> **TEXT PROVIDED**:

- Opening Delimiter -

Sodium excretion was significantly increased by NPY and
PYY3-36 infusion in control rats (P < .05 vs. vehicle in a two-way ANOVA) but no significant
alterations were detected in indomethacin-treated rats.
|
|
 |
Discussion |
NPY is a unique modulator of renal function (Bischoff and
Michel, 1998
). Systemically infused NPY reduces RBF and causes
diuresis, natriuresis and calciuresis without concomitant alterations
in glomerular filtration rate or potassium excretion (Bischoff et al., 1996
, 1997a
, 1997b
; Smyth et al., 1988
). At least
five subtypes of NPY receptors exist (Michel et al., 1998
).
In the kidney, NPY effects on the renal vasculature occur
via Y1 receptors, whereas those on
water and sodium excretion occur largely via
Y5 receptors (Bischoff et al., 1997a
).
Because NPY can enhance urinary prostaglandin excretion (El-Din and
Malik, 1988
), we investigated whether the cyclooxygenase inhibitor
indomethacin alters renal NPY effects.
Cyclooxygenase-derived arachidonic acid metabolites may at least
partly mediate NPY-induced vasoconstriction in some vascular beds (Ertl
et al., 1993
; Martin and Patterson, 1989
). Moreover, they
can buffer the renal vasoconstriction caused by other agents; for
example, indomethacin treatment enhances reductions of RBF by
angiotensin II (Chatziantoniou et al., 1990
). Although
modulation of systemic hemodynamics and renal function by
cyclooxygenase inhibitors is well known, the effects of i.p. treatment
with 5 mg/kg indomethacin on hemodynamics and renal function did not reach statistical significance in the present study, possibly due to
the number of animals or the route of administration. Nevertheless, our
indomethacin treatment was clearly effective because it markedly reduced urinary prostaglandin E2 excretion.
The effects of NPY and PYY3-36 on MAP, RBF
and RVR in the present study are in good agreement with our previous
observations under similar experimental conditions (Bischoff et
al., 1996
, 1997a
, 1997b
). None of these effects were affected by
indomethacin treatment. In agreement with our previous findings
(Bischoff et al., 1996
), NPY infusion did not significantly
affect creatinine clearance. Thus, prostaglandins do not appear to
mediate or buffer the systemic or renal vascular effects of NPY and
PYY3-36. Although indomethacin treatment did not
affect basal urine flow rate and sodium excretion, it completely
abolished the NPY- or PYY3-36-induced diuresis
and natriuresis. Thus, prostaglandins may at least partly mediate NPY
actions on water and sodium excretion.

- Closing Delimiter -

> **REQUIREMENT A**:
According to the text on NPY and kidney function, which receptors largely mediate NPY's effects on water and sodium excretion?
> **REQUIREMENT B**:
Echo the part of the text on NPY and kidney function from "Sodium excretion was" up to and including "in indomethacin-treated rats.".

> **SUPPLIED MATERIAL**:

- Opening Delimiter -

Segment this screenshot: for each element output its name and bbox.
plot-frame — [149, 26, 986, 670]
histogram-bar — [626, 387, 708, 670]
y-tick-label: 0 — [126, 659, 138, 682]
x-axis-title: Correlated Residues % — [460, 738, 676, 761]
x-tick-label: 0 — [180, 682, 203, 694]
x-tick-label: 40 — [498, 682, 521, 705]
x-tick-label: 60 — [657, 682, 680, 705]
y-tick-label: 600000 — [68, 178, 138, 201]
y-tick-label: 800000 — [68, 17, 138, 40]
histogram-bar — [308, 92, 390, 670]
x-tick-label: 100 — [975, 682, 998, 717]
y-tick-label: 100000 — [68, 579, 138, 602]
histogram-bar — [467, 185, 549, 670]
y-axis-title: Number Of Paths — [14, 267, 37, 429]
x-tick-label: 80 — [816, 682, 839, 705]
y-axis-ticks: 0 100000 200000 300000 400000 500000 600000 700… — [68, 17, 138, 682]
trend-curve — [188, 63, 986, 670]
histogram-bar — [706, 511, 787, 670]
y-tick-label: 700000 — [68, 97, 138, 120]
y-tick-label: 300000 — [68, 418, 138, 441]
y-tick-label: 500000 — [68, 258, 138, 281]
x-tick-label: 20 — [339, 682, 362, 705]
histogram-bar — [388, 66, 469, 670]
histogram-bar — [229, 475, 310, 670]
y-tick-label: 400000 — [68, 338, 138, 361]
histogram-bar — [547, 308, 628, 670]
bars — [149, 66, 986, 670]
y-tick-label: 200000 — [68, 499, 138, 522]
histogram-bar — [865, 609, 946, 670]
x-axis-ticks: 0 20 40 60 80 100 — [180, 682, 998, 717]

- Closing Delimiter -

> **WORKED SOLUTION A**:
Y5 receptors.

> **WORKED SOLUTION B**:
Sodium excretion was significantly increased by NPY and
PYY3-36 infusion in control rats (P < .05 vs. vehicle in a two-way ANOVA) but no significant
alterations were detected in indomethacin-treated rats.